## Start SOURCE MATERIAL

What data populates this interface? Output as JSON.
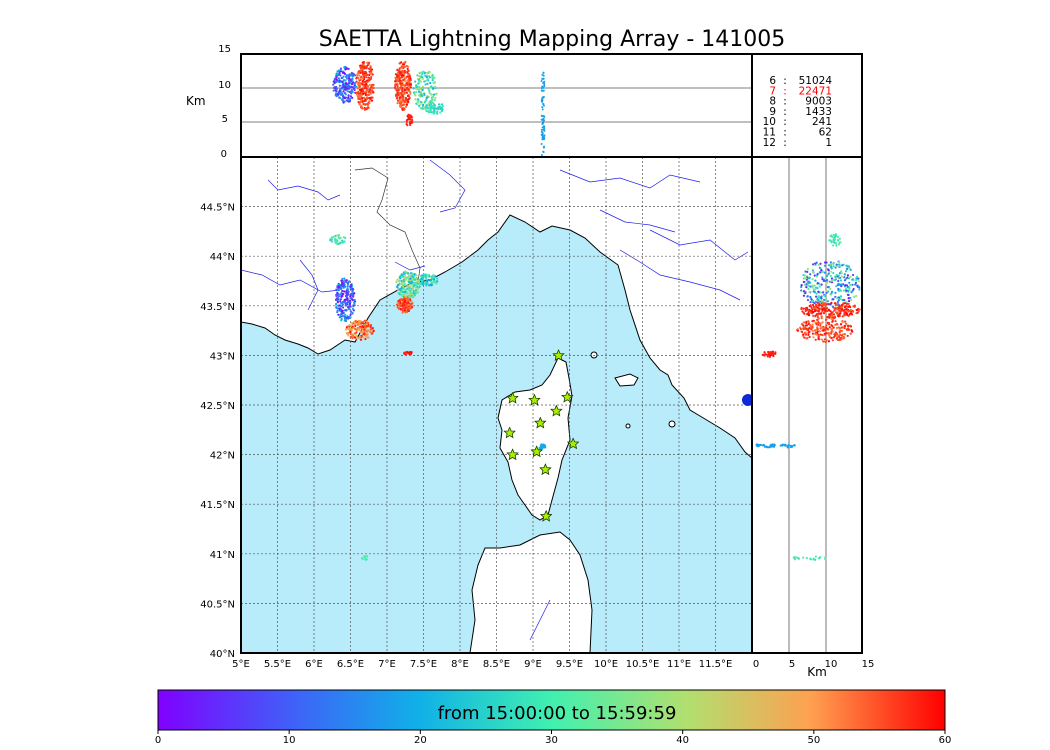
{
  "title": "SAETTA Lightning Mapping Array - 141005",
  "altitude_panel": {
    "ylabel": "Km",
    "yticks": [
      "15",
      "10",
      "5",
      "0"
    ]
  },
  "side_panel": {
    "xlabel": "Km",
    "xticks": [
      "0",
      "5",
      "10",
      "15"
    ]
  },
  "map": {
    "lon_ticks": [
      "5°E",
      "5.5°E",
      "6°E",
      "6.5°E",
      "7°E",
      "7.5°E",
      "8°E",
      "8.5°E",
      "9°E",
      "9.5°E",
      "10°E",
      "10.5°E",
      "11°E",
      "11.5°E"
    ],
    "lat_ticks": [
      "44.5°N",
      "44°N",
      "43.5°N",
      "43°N",
      "42.5°N",
      "42°N",
      "41.5°N",
      "41°N",
      "40.5°N",
      "40°N"
    ],
    "lon_range": [
      5,
      12
    ],
    "lat_range": [
      40,
      45
    ],
    "colors": {
      "sea": "#b8ecfb",
      "land": "#ffffff",
      "coast": "#000000",
      "river": "#1e1ef0",
      "grid": "#555555"
    }
  },
  "station_counts": [
    {
      "stations": "6",
      "sep": ":",
      "count": "51024",
      "color": "#000000"
    },
    {
      "stations": "7",
      "sep": ":",
      "count": "22471",
      "color": "#ff0000"
    },
    {
      "stations": "8",
      "sep": ":",
      "count": "9003",
      "color": "#000000"
    },
    {
      "stations": "9",
      "sep": ":",
      "count": "1433",
      "color": "#000000"
    },
    {
      "stations": "10",
      "sep": ":",
      "count": "241",
      "color": "#000000"
    },
    {
      "stations": "11",
      "sep": ":",
      "count": "62",
      "color": "#000000"
    },
    {
      "stations": "12",
      "sep": ":",
      "count": "1",
      "color": "#000000"
    }
  ],
  "colorbar": {
    "label": "from 15:00:00 to 15:59:59",
    "ticks": [
      "0",
      "10",
      "20",
      "30",
      "40",
      "50",
      "60"
    ],
    "range": [
      0,
      60
    ],
    "colormap": "rainbow"
  },
  "stations_icon": "star-icon",
  "station_locations": [
    [
      9.35,
      43.0
    ],
    [
      8.72,
      42.57
    ],
    [
      9.02,
      42.55
    ],
    [
      9.47,
      42.58
    ],
    [
      9.32,
      42.44
    ],
    [
      9.1,
      42.32
    ],
    [
      8.68,
      42.22
    ],
    [
      9.55,
      42.11
    ],
    [
      8.72,
      42.0
    ],
    [
      9.05,
      42.03
    ],
    [
      9.17,
      41.85
    ],
    [
      9.18,
      41.38
    ]
  ]
}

## End SOURCE MATERIAL

### THE EXERCISE
Repeat the records above verbatim, with no pictures in the result.

### FULL RESPONSE
What data populates this interface? Output as JSON.
{
  "title": "SAETTA Lightning Mapping Array - 141005",
  "altitude_panel": {
    "ylabel": "Km",
    "yticks": [
      "15",
      "10",
      "5",
      "0"
    ]
  },
  "side_panel": {
    "xlabel": "Km",
    "xticks": [
      "0",
      "5",
      "10",
      "15"
    ]
  },
  "map": {
    "lon_ticks": [
      "5°E",
      "5.5°E",
      "6°E",
      "6.5°E",
      "7°E",
      "7.5°E",
      "8°E",
      "8.5°E",
      "9°E",
      "9.5°E",
      "10°E",
      "10.5°E",
      "11°E",
      "11.5°E"
    ],
    "lat_ticks": [
      "44.5°N",
      "44°N",
      "43.5°N",
      "43°N",
      "42.5°N",
      "42°N",
      "41.5°N",
      "41°N",
      "40.5°N",
      "40°N"
    ],
    "lon_range": [
      5,
      12
    ],
    "lat_range": [
      40,
      45
    ],
    "colors": {
      "sea": "#b8ecfb",
      "land": "#ffffff",
      "coast": "#000000",
      "river": "#1e1ef0",
      "grid": "#555555"
    }
  },
  "station_counts": [
    {
      "stations": "6",
      "sep": ":",
      "count": "51024",
      "color": "#000000"
    },
    {
      "stations": "7",
      "sep": ":",
      "count": "22471",
      "color": "#ff0000"
    },
    {
      "stations": "8",
      "sep": ":",
      "count": "9003",
      "color": "#000000"
    },
    {
      "stations": "9",
      "sep": ":",
      "count": "1433",
      "color": "#000000"
    },
    {
      "stations": "10",
      "sep": ":",
      "count": "241",
      "color": "#000000"
    },
    {
      "stations": "11",
      "sep": ":",
      "count": "62",
      "color": "#000000"
    },
    {
      "stations": "12",
      "sep": ":",
      "count": "1",
      "color": "#000000"
    }
  ],
  "colorbar": {
    "label": "from 15:00:00 to 15:59:59",
    "ticks": [
      "0",
      "10",
      "20",
      "30",
      "40",
      "50",
      "60"
    ],
    "range": [
      0,
      60
    ],
    "colormap": "rainbow"
  },
  "stations_icon": "star-icon",
  "station_locations": [
    [
      9.35,
      43.0
    ],
    [
      8.72,
      42.57
    ],
    [
      9.02,
      42.55
    ],
    [
      9.47,
      42.58
    ],
    [
      9.32,
      42.44
    ],
    [
      9.1,
      42.32
    ],
    [
      8.68,
      42.22
    ],
    [
      9.55,
      42.11
    ],
    [
      8.72,
      42.0
    ],
    [
      9.05,
      42.03
    ],
    [
      9.17,
      41.85
    ],
    [
      9.18,
      41.38
    ]
  ]
}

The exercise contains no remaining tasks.